** begin **

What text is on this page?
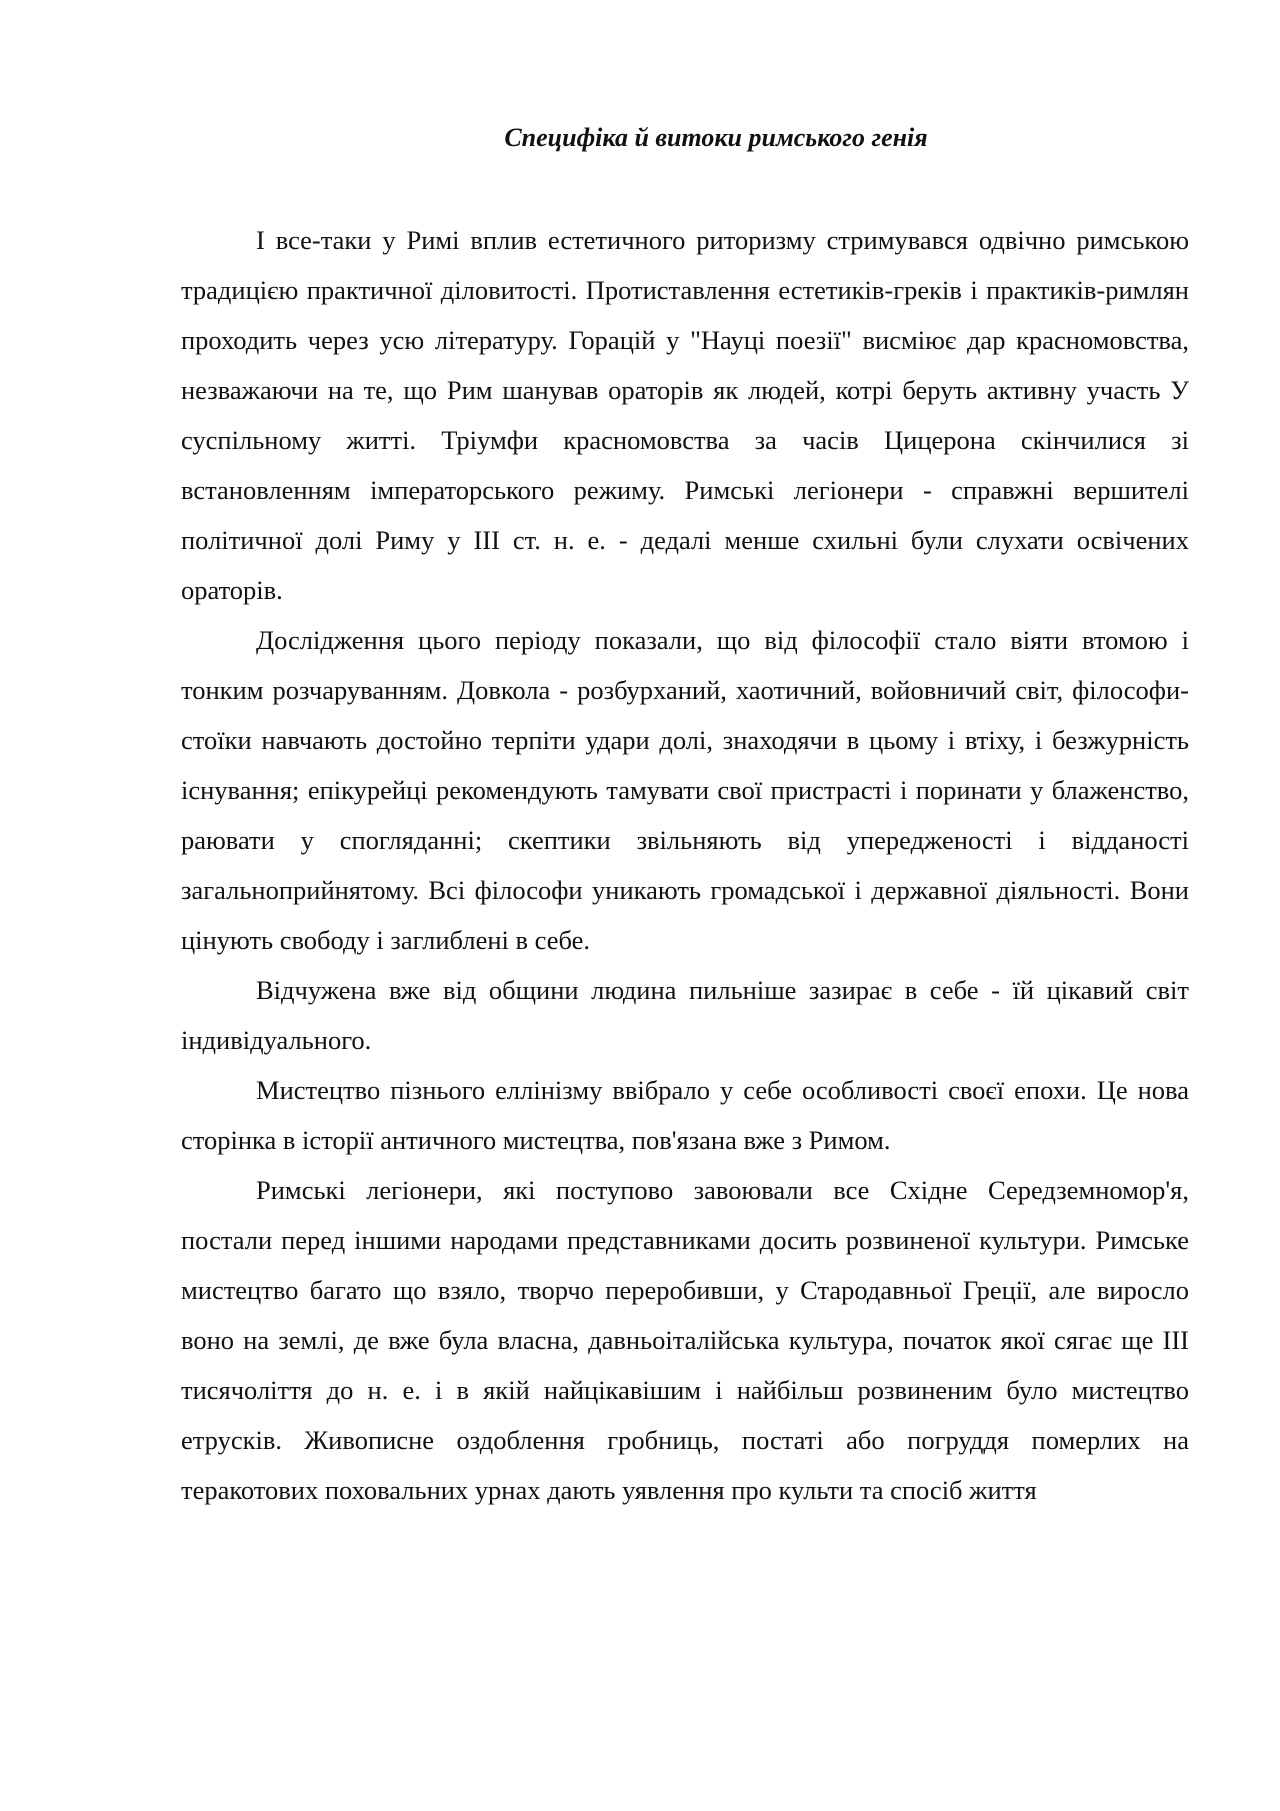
Специфіка й витоки римського генія

І все-таки у Римі вплив естетичного риторизму стримувався одвічно римською традицією практичної діловитості. Протиставлення естетиків-греків і практиків-римлян проходить через усю літературу. Горацій у "Науці поезії" висміює дар красномовства, незважаючи на те, що Рим шанував ораторів як людей, котрі беруть активну участь У суспільному житті. Тріумфи красномовства за часів Цицерона скінчилися зі встановленням імператорського режиму. Римські легіонери - справжні вершителі політичної долі Риму у ІІІ ст. н. е. - дедалі менше схильні були слухати освічених ораторів.

Дослідження цього періоду показали, що від філософії стало віяти втомою і тонким розчаруванням. Довкола - розбурханий, хаотичний, войовничий світ, філософи-стоїки навчають достойно терпіти удари долі, знаходячи в цьому і втіху, і безжурність існування; епікурейці рекомендують тамувати свої пристрасті і поринати у блаженство, раювати у спогляданні; скептики звільняють від упередженості і відданості загальноприйнятому. Всі філософи уникають громадської і державної діяльності. Вони цінують свободу і заглиблені в себе.

Відчужена вже від общини людина пильніше зазирає в себе - їй цікавий світ індивідуального.

Мистецтво пізнього еллінізму ввібрало у себе особливості своєї епохи. Це нова сторінка в історії античного мистецтва, пов'язана вже з Римом.

Римські легіонери, які поступово завоювали все Східне Середземномор'я, постали перед іншими народами представниками досить розвиненої культури. Римське мистецтво багато що взяло, творчо переробивши, у Стародавньої Греції, але виросло воно на землі, де вже була власна, давньоіталійська культура, початок якої сягає ще ІІІ тисячоліття до н. е. і в якій найцікавішим і найбільш розвиненим було мистецтво етрусків. Живописне оздоблення гробниць, постаті або погруддя померлих на теракотових поховальних урнах дають уявлення про культи та спосіб життя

** end **

YOUR GOAL
Except for the pictures, reproduce every line exactly.

OUTPUT FOR THIS EXERCISE
What text is on this page?
Специфіка й витоки римського генія

І все-таки у Римі вплив естетичного риторизму стримувався одвічно римською традицією практичної діловитості. Протиставлення естетиків-греків і практиків-римлян проходить через усю літературу. Горацій у "Науці поезії" висміює дар красномовства, незважаючи на те, що Рим шанував ораторів як людей, котрі беруть активну участь У суспільному житті. Тріумфи красномовства за часів Цицерона скінчилися зі встановленням імператорського режиму. Римські легіонери - справжні вершителі політичної долі Риму у ІІІ ст. н. е. - дедалі менше схильні були слухати освічених ораторів.

Дослідження цього періоду показали, що від філософії стало віяти втомою і тонким розчаруванням. Довкола - розбурханий, хаотичний, войовничий світ, філософи-стоїки навчають достойно терпіти удари долі, знаходячи в цьому і втіху, і безжурність існування; епікурейці рекомендують тамувати свої пристрасті і поринати у блаженство, раювати у спогляданні; скептики звільняють від упередженості і відданості загальноприйнятому. Всі філософи уникають громадської і державної діяльності. Вони цінують свободу і заглиблені в себе.

Відчужена вже від общини людина пильніше зазирає в себе - їй цікавий світ індивідуального.

Мистецтво пізнього еллінізму ввібрало у себе особливості своєї епохи. Це нова сторінка в історії античного мистецтва, пов'язана вже з Римом.

Римські легіонери, які поступово завоювали все Східне Середземномор'я, постали перед іншими народами представниками досить розвиненої культури. Римське мистецтво багато що взяло, творчо переробивши, у Стародавньої Греції, але виросло воно на землі, де вже була власна, давньоіталійська культура, початок якої сягає ще ІІІ тисячоліття до н. е. і в якій найцікавішим і найбільш розвиненим було мистецтво етрусків. Живописне оздоблення гробниць, постаті або погруддя померлих на теракотових поховальних урнах дають уявлення про культи та спосіб життя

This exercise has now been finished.